**Task material**
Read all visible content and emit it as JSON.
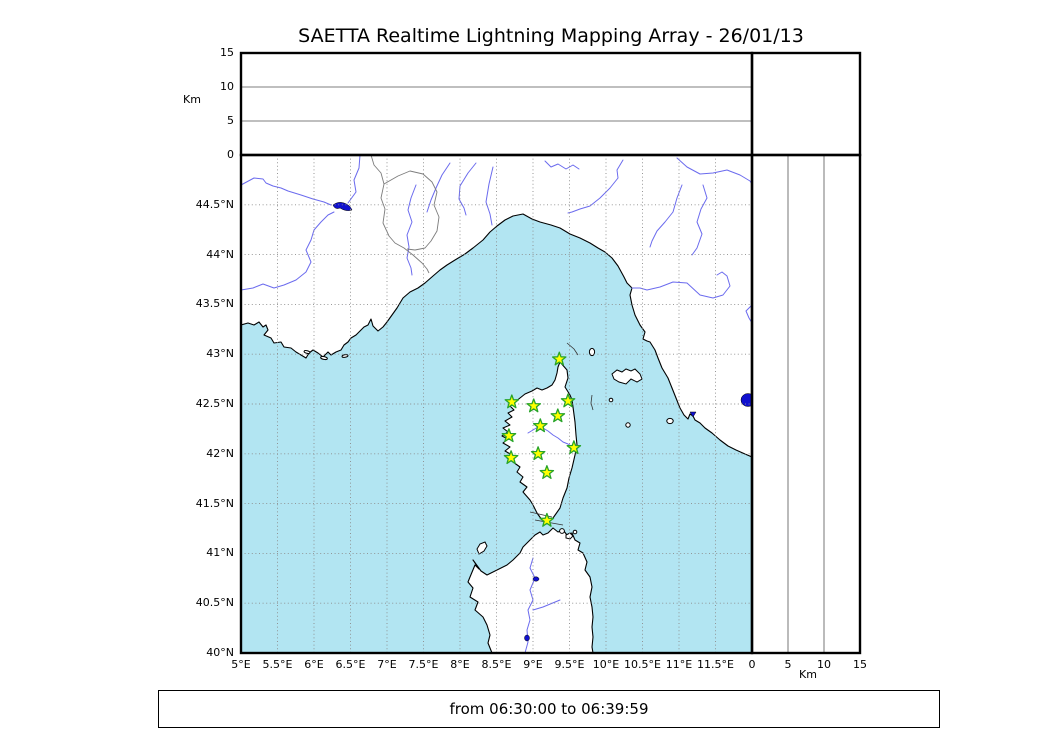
{
  "title": "SAETTA Realtime Lightning Mapping Array - 26/01/13",
  "footer_text": "from 06:30:00 to 06:39:59",
  "top_axis": {
    "label": "Km",
    "ticks": [
      {
        "v": 0,
        "label": "0"
      },
      {
        "v": 5,
        "label": "5"
      },
      {
        "v": 10,
        "label": "10"
      },
      {
        "v": 15,
        "label": "15"
      }
    ]
  },
  "right_axis": {
    "label": "Km",
    "ticks": [
      {
        "v": 0,
        "label": "0"
      },
      {
        "v": 5,
        "label": "5"
      },
      {
        "v": 10,
        "label": "10"
      },
      {
        "v": 15,
        "label": "15"
      }
    ]
  },
  "map": {
    "lat_ticks": [
      {
        "v": 44.5,
        "label": "44.5°N"
      },
      {
        "v": 44,
        "label": "44°N"
      },
      {
        "v": 43.5,
        "label": "43.5°N"
      },
      {
        "v": 43,
        "label": "43°N"
      },
      {
        "v": 42.5,
        "label": "42.5°N"
      },
      {
        "v": 42,
        "label": "42°N"
      },
      {
        "v": 41.5,
        "label": "41.5°N"
      },
      {
        "v": 41,
        "label": "41°N"
      },
      {
        "v": 40.5,
        "label": "40.5°N"
      },
      {
        "v": 40,
        "label": "40°N"
      }
    ],
    "lon_ticks": [
      {
        "v": 5,
        "label": "5°E"
      },
      {
        "v": 5.5,
        "label": "5.5°E"
      },
      {
        "v": 6,
        "label": "6°E"
      },
      {
        "v": 6.5,
        "label": "6.5°E"
      },
      {
        "v": 7,
        "label": "7°E"
      },
      {
        "v": 7.5,
        "label": "7.5°E"
      },
      {
        "v": 8,
        "label": "8°E"
      },
      {
        "v": 8.5,
        "label": "8.5°E"
      },
      {
        "v": 9,
        "label": "9°E"
      },
      {
        "v": 9.5,
        "label": "9.5°E"
      },
      {
        "v": 10,
        "label": "10°E"
      },
      {
        "v": 10.5,
        "label": "10.5°E"
      },
      {
        "v": 11,
        "label": "11°E"
      },
      {
        "v": 11.5,
        "label": "11.5°E"
      }
    ]
  },
  "stations": [
    {
      "lon": 9.36,
      "lat": 42.95
    },
    {
      "lon": 8.71,
      "lat": 42.52
    },
    {
      "lon": 9.01,
      "lat": 42.48
    },
    {
      "lon": 9.48,
      "lat": 42.53
    },
    {
      "lon": 9.34,
      "lat": 42.38
    },
    {
      "lon": 9.1,
      "lat": 42.28
    },
    {
      "lon": 8.67,
      "lat": 42.18
    },
    {
      "lon": 9.56,
      "lat": 42.06
    },
    {
      "lon": 8.7,
      "lat": 41.96
    },
    {
      "lon": 9.07,
      "lat": 42.0
    },
    {
      "lon": 9.19,
      "lat": 41.81
    },
    {
      "lon": 9.19,
      "lat": 41.33
    }
  ],
  "colors": {
    "sea": "#b2e5f2",
    "land": "#ffffff",
    "coast": "#000000",
    "river": "#6b6bee",
    "admin_border": "#7d7d7d",
    "lake": "#1010cf",
    "grid": "#8c8c8c",
    "star_fill": "#ffff00",
    "star_stroke": "#28a428",
    "frame": "#000000"
  },
  "chart_data": {
    "type": "map",
    "title": "SAETTA Realtime Lightning Mapping Array - 26/01/13",
    "date": "26/01/13",
    "time_window_from": "06:30:00",
    "time_window_to": "06:39:59",
    "panels": [
      {
        "name": "altitude-vs-longitude",
        "position": "top",
        "x_range_deg_east": [
          5,
          12
        ],
        "y_label": "Km",
        "y_ticks_km": [
          0,
          5,
          10,
          15
        ],
        "gridlines_km": [
          5,
          10
        ],
        "data_points": []
      },
      {
        "name": "plan-view-map",
        "position": "center",
        "lon_range_deg_east": [
          5,
          12
        ],
        "lat_range_deg_north": [
          40,
          45
        ],
        "graticule_step_deg": 0.5,
        "graticule_style": "dashed",
        "region": "Corsica, Ligurian Sea, Provence, Tuscany, northern Sardinia",
        "lightning_points": []
      },
      {
        "name": "altitude-vs-latitude",
        "position": "right",
        "x_label": "Km",
        "x_ticks_km": [
          0,
          5,
          10,
          15
        ],
        "gridlines_km": [
          5,
          10
        ],
        "data_points": []
      }
    ],
    "station_markers": {
      "symbol": "star",
      "fill": "#ffff00",
      "stroke": "#28a428",
      "locations_lon_lat": [
        [
          9.36,
          42.95
        ],
        [
          8.71,
          42.52
        ],
        [
          9.01,
          42.48
        ],
        [
          9.48,
          42.53
        ],
        [
          9.34,
          42.38
        ],
        [
          9.1,
          42.28
        ],
        [
          8.67,
          42.18
        ],
        [
          9.56,
          42.06
        ],
        [
          8.7,
          41.96
        ],
        [
          9.07,
          42.0
        ],
        [
          9.19,
          41.81
        ],
        [
          9.19,
          41.33
        ]
      ]
    }
  }
}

**Job**
All preceding records should be duplicated verbatim, images excepted.

**Exercise answer**
Read all visible content and emit it as JSON.
{
  "title": "SAETTA Realtime Lightning Mapping Array - 26/01/13",
  "footer_text": "from 06:30:00 to 06:39:59",
  "top_axis": {
    "label": "Km",
    "ticks": [
      {
        "v": 0,
        "label": "0"
      },
      {
        "v": 5,
        "label": "5"
      },
      {
        "v": 10,
        "label": "10"
      },
      {
        "v": 15,
        "label": "15"
      }
    ]
  },
  "right_axis": {
    "label": "Km",
    "ticks": [
      {
        "v": 0,
        "label": "0"
      },
      {
        "v": 5,
        "label": "5"
      },
      {
        "v": 10,
        "label": "10"
      },
      {
        "v": 15,
        "label": "15"
      }
    ]
  },
  "map": {
    "lat_ticks": [
      {
        "v": 44.5,
        "label": "44.5°N"
      },
      {
        "v": 44,
        "label": "44°N"
      },
      {
        "v": 43.5,
        "label": "43.5°N"
      },
      {
        "v": 43,
        "label": "43°N"
      },
      {
        "v": 42.5,
        "label": "42.5°N"
      },
      {
        "v": 42,
        "label": "42°N"
      },
      {
        "v": 41.5,
        "label": "41.5°N"
      },
      {
        "v": 41,
        "label": "41°N"
      },
      {
        "v": 40.5,
        "label": "40.5°N"
      },
      {
        "v": 40,
        "label": "40°N"
      }
    ],
    "lon_ticks": [
      {
        "v": 5,
        "label": "5°E"
      },
      {
        "v": 5.5,
        "label": "5.5°E"
      },
      {
        "v": 6,
        "label": "6°E"
      },
      {
        "v": 6.5,
        "label": "6.5°E"
      },
      {
        "v": 7,
        "label": "7°E"
      },
      {
        "v": 7.5,
        "label": "7.5°E"
      },
      {
        "v": 8,
        "label": "8°E"
      },
      {
        "v": 8.5,
        "label": "8.5°E"
      },
      {
        "v": 9,
        "label": "9°E"
      },
      {
        "v": 9.5,
        "label": "9.5°E"
      },
      {
        "v": 10,
        "label": "10°E"
      },
      {
        "v": 10.5,
        "label": "10.5°E"
      },
      {
        "v": 11,
        "label": "11°E"
      },
      {
        "v": 11.5,
        "label": "11.5°E"
      }
    ]
  },
  "stations": [
    {
      "lon": 9.36,
      "lat": 42.95
    },
    {
      "lon": 8.71,
      "lat": 42.52
    },
    {
      "lon": 9.01,
      "lat": 42.48
    },
    {
      "lon": 9.48,
      "lat": 42.53
    },
    {
      "lon": 9.34,
      "lat": 42.38
    },
    {
      "lon": 9.1,
      "lat": 42.28
    },
    {
      "lon": 8.67,
      "lat": 42.18
    },
    {
      "lon": 9.56,
      "lat": 42.06
    },
    {
      "lon": 8.7,
      "lat": 41.96
    },
    {
      "lon": 9.07,
      "lat": 42.0
    },
    {
      "lon": 9.19,
      "lat": 41.81
    },
    {
      "lon": 9.19,
      "lat": 41.33
    }
  ],
  "colors": {
    "sea": "#b2e5f2",
    "land": "#ffffff",
    "coast": "#000000",
    "river": "#6b6bee",
    "admin_border": "#7d7d7d",
    "lake": "#1010cf",
    "grid": "#8c8c8c",
    "star_fill": "#ffff00",
    "star_stroke": "#28a428",
    "frame": "#000000"
  },
  "chart_data": {
    "type": "map",
    "title": "SAETTA Realtime Lightning Mapping Array - 26/01/13",
    "date": "26/01/13",
    "time_window_from": "06:30:00",
    "time_window_to": "06:39:59",
    "panels": [
      {
        "name": "altitude-vs-longitude",
        "position": "top",
        "x_range_deg_east": [
          5,
          12
        ],
        "y_label": "Km",
        "y_ticks_km": [
          0,
          5,
          10,
          15
        ],
        "gridlines_km": [
          5,
          10
        ],
        "data_points": []
      },
      {
        "name": "plan-view-map",
        "position": "center",
        "lon_range_deg_east": [
          5,
          12
        ],
        "lat_range_deg_north": [
          40,
          45
        ],
        "graticule_step_deg": 0.5,
        "graticule_style": "dashed",
        "region": "Corsica, Ligurian Sea, Provence, Tuscany, northern Sardinia",
        "lightning_points": []
      },
      {
        "name": "altitude-vs-latitude",
        "position": "right",
        "x_label": "Km",
        "x_ticks_km": [
          0,
          5,
          10,
          15
        ],
        "gridlines_km": [
          5,
          10
        ],
        "data_points": []
      }
    ],
    "station_markers": {
      "symbol": "star",
      "fill": "#ffff00",
      "stroke": "#28a428",
      "locations_lon_lat": [
        [
          9.36,
          42.95
        ],
        [
          8.71,
          42.52
        ],
        [
          9.01,
          42.48
        ],
        [
          9.48,
          42.53
        ],
        [
          9.34,
          42.38
        ],
        [
          9.1,
          42.28
        ],
        [
          8.67,
          42.18
        ],
        [
          9.56,
          42.06
        ],
        [
          8.7,
          41.96
        ],
        [
          9.07,
          42.0
        ],
        [
          9.19,
          41.81
        ],
        [
          9.19,
          41.33
        ]
      ]
    }
  }
}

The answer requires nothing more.